▶ _WHAT TO DO_:
Give only the number of lines where "calipers" occurs.

(Records contained in a dataset)
━━━━━━
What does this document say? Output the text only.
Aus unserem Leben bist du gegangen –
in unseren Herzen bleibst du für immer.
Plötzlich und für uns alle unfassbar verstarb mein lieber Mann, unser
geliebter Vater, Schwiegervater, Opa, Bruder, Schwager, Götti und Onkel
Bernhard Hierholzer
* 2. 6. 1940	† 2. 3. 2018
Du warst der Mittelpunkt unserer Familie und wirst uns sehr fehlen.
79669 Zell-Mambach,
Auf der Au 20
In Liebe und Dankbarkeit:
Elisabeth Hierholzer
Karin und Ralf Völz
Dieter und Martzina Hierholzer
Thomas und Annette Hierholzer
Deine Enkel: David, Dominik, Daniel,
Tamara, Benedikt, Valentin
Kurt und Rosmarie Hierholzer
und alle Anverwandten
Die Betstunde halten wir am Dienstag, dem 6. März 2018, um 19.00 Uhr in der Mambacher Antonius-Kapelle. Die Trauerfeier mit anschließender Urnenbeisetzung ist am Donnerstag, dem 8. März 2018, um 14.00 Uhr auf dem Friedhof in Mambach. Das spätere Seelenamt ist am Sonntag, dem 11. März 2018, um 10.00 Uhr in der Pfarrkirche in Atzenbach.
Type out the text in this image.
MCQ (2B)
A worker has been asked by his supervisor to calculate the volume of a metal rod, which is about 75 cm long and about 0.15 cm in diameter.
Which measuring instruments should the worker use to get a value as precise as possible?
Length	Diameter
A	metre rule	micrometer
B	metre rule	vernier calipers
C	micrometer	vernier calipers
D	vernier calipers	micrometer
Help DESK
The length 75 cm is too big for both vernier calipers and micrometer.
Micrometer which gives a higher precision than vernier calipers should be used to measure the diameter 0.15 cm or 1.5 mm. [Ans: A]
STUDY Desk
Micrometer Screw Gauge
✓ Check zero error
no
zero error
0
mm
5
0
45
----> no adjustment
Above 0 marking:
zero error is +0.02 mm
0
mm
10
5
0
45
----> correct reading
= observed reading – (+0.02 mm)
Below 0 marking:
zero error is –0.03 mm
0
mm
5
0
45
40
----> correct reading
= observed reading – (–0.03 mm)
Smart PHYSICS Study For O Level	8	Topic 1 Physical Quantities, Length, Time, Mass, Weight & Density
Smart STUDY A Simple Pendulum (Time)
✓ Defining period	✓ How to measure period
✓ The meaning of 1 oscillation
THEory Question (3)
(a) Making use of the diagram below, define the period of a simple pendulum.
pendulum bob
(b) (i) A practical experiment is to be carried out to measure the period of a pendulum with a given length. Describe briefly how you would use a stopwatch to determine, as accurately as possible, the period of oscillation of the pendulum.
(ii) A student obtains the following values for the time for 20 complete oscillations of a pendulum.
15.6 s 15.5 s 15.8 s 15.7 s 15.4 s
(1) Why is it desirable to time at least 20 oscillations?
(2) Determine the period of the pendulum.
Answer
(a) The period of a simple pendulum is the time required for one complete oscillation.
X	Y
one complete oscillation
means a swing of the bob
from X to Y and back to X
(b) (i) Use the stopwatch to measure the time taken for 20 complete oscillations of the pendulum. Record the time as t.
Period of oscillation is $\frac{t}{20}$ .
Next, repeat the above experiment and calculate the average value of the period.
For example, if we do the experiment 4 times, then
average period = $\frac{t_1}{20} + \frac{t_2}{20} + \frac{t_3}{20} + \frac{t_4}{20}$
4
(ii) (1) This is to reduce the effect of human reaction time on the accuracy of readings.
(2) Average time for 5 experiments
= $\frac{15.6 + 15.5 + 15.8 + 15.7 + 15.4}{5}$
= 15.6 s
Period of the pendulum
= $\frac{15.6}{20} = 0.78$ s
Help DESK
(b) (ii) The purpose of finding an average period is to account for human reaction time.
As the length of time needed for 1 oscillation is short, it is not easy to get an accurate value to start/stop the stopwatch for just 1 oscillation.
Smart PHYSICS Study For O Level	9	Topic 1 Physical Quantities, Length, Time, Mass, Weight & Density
━━━━━━
▶ _COMPLETE ANSWER_:
5